→ **Aim of the exercise**: Make an exact copy of the entries below.

→ **Provided records**:

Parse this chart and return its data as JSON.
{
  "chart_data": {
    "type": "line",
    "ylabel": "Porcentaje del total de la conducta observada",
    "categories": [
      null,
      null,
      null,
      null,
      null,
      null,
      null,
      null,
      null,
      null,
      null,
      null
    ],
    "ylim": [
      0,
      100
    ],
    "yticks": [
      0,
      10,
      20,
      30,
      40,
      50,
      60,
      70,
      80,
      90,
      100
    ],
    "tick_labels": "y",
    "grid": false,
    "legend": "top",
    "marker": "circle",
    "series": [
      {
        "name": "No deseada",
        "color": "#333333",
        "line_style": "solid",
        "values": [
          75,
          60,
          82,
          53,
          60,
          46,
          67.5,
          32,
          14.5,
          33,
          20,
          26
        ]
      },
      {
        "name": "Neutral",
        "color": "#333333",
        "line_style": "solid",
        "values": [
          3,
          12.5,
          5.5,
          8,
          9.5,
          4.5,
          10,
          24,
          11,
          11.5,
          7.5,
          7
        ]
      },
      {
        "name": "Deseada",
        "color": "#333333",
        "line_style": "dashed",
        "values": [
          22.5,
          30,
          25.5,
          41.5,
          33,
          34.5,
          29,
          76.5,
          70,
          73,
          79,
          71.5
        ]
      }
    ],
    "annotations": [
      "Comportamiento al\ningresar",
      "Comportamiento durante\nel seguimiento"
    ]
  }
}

→ **The answer**:
Parse this chart and return its data as JSON.
{
  "chart_data": {
    "type": "line",
    "ylabel": "Porcentaje del total de la conducta observada",
    "categories": [
      null,
      null,
      null,
      null,
      null,
      null,
      null,
      null,
      null,
      null,
      null,
      null
    ],
    "ylim": [
      0,
      100
    ],
    "yticks": [
      0,
      10,
      20,
      30,
      40,
      50,
      60,
      70,
      80,
      90,
      100
    ],
    "tick_labels": "y",
    "grid": false,
    "legend": "top",
    "marker": "circle",
    "series": [
      {
        "name": "No deseada",
        "color": "#333333",
        "line_style": "solid",
        "values": [
          75,
          60,
          82,
          53,
          60,
          46,
          67.5,
          32,
          14.5,
          33,
          20,
          26
        ]
      },
      {
        "name": "Neutral",
        "color": "#333333",
        "line_style": "solid",
        "values": [
          3,
          12.5,
          5.5,
          8,
          9.5,
          4.5,
          10,
          24,
          11,
          11.5,
          7.5,
          7
        ]
      },
      {
        "name": "Deseada",
        "color": "#333333",
        "line_style": "dashed",
        "values": [
          22.5,
          30,
          25.5,
          41.5,
          33,
          34.5,
          29,
          76.5,
          70,
          73,
          79,
          71.5
        ]
      }
    ],
    "annotations": [
      "Comportamiento al\ningresar",
      "Comportamiento durante\nel seguimiento"
    ]
  }
}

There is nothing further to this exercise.